On the first day of December, a fleet of trucks illuminating the words of activists, poets, artists, educators and people living with H.I.V. and AIDS will travel through the city, competing with the billboards, neon and other distractions, in a mobile art exhibition for World AIDS Day.
The interactive experience, on LED screens, was created by the artist Jenny Holzer in collaboration with the New York City AIDS Memorial as part of “#LightTheFight,” a ceremony and performance that starts at dusk at the AIDS Memorial park in the West Village. The five trucks will begin their journey there.
“It’s crucial to maintain awareness that the AIDS epidemic is live, in New York and around the world,” Ms. Holzer said in a statement. “The messages on the trucks’ screens, contributed by feeling people, could comfort those affected by AIDS and reignite fires in bellies to end AIDS forever.”
The texts to be displayed on the LED screens were selected by the artist to represent a variety of responses to AIDS.
“We wanted to make a complete presentation, or as close as anyone can, to include everything from love text on a love truck to enormously sad, tragic, furious writing on other trucks,” Ms. Holzer said by phone. “We will have tenderness as well as grief,” she added.
The quotes will appear in largely black and white animations. Flashes of color will occasionally appear to add emphasis.
The trucks will proceed to several historically significant areas nearby, including the L.G.B.T. Community Center on West 13th Street and the Hudson River piers near Christopher Street. Condoms created by Ms. Holzer for “#LightTheFight” will be distributed at each stop, along with educational material.

BRIEF 1: From the text about the World AIDS Day trucks, list each group of people whose words the trucks illuminate.
BRIEF 2: According to the text about the World AIDS Day trucks, why did the artist choose the particular texts shown on the LED screens?
The lines that follow are separate material, unrelated to the text about the World AIDS Day trucks.

EXCERPTED RECORDS:
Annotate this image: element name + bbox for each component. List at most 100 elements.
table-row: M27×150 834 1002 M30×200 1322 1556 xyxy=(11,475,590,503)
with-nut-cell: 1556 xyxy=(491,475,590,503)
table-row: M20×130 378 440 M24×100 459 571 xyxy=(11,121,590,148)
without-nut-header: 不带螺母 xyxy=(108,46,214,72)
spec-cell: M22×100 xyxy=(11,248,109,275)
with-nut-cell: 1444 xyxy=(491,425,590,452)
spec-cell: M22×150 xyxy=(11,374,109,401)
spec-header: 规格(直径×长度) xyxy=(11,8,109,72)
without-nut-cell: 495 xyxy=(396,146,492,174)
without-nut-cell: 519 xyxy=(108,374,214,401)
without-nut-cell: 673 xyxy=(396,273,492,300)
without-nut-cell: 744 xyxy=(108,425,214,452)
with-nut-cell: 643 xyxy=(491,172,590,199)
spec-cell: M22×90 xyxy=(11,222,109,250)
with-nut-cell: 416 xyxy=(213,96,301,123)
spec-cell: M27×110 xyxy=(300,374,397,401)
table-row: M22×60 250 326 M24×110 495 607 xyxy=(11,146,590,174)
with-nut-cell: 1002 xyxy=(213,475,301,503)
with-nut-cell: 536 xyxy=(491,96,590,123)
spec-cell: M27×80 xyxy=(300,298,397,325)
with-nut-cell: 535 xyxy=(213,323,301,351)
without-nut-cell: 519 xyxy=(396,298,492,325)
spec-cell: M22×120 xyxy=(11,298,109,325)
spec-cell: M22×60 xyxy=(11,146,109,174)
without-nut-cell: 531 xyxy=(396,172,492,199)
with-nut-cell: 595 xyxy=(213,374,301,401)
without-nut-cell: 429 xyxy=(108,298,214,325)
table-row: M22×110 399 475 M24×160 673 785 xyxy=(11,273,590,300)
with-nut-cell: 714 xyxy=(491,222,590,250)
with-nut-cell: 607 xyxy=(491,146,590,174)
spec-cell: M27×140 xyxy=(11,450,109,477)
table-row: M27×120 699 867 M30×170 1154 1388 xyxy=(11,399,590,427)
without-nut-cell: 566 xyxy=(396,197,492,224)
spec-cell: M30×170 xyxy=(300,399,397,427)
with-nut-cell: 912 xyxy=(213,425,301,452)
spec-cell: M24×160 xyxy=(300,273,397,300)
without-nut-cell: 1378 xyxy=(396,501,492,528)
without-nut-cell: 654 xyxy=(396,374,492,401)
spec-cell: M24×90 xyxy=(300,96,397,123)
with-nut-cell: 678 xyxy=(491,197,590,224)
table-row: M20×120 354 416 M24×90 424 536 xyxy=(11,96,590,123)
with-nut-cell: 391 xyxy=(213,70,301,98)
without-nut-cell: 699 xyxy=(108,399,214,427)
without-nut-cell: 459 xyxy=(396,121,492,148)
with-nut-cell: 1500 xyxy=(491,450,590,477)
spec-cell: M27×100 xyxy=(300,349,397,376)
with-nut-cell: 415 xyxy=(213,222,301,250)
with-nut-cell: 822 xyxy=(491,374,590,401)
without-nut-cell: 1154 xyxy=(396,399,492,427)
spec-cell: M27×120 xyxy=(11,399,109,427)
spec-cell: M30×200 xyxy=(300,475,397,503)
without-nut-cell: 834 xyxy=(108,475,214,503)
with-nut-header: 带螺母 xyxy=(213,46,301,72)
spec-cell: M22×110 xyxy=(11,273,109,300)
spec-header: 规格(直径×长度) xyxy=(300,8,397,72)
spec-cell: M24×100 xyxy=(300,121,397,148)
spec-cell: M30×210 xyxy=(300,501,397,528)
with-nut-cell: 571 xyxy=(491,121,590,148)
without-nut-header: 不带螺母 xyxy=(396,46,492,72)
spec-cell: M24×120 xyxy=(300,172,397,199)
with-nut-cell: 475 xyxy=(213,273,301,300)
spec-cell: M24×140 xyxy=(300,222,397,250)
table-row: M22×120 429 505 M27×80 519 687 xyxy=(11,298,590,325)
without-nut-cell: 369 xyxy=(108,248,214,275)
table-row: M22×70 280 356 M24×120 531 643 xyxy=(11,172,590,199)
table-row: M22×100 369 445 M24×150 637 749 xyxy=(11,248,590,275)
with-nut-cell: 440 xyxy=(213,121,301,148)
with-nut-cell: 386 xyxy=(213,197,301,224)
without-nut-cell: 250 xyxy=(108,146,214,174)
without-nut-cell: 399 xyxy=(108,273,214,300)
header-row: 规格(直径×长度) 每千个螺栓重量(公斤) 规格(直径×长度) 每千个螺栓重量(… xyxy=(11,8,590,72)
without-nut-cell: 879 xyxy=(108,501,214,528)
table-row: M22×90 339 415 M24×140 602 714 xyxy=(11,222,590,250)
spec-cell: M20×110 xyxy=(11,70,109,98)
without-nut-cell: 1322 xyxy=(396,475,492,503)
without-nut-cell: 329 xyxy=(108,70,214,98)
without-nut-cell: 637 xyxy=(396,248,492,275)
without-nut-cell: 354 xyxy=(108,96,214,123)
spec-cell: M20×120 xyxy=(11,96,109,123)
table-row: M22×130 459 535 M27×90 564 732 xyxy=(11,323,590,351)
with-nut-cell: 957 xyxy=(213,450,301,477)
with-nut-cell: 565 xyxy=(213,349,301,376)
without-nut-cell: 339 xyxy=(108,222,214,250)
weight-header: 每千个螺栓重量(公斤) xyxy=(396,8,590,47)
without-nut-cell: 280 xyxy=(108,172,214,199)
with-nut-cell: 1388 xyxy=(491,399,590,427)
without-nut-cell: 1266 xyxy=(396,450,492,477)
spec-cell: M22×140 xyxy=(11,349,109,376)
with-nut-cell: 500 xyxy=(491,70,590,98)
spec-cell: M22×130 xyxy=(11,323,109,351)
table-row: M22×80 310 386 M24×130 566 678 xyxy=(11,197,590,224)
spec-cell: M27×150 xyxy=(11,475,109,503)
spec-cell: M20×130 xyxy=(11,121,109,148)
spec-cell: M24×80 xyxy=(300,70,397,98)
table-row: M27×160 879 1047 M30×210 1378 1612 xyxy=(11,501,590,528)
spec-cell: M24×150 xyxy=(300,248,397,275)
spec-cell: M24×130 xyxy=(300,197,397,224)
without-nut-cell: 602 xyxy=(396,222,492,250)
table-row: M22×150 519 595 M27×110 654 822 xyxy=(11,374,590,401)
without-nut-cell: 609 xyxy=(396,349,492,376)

ANSWER SPACE 1: activists, poets, artists, educators, people living with H.I.V. and AIDS

ANSWER SPACE 2: She selected them to represent a variety of responses to AIDS. She wanted as complete a presentation as possible, ranging from love text to sad, tragic and furious writing, so that the trucks would show tenderness as well as grief.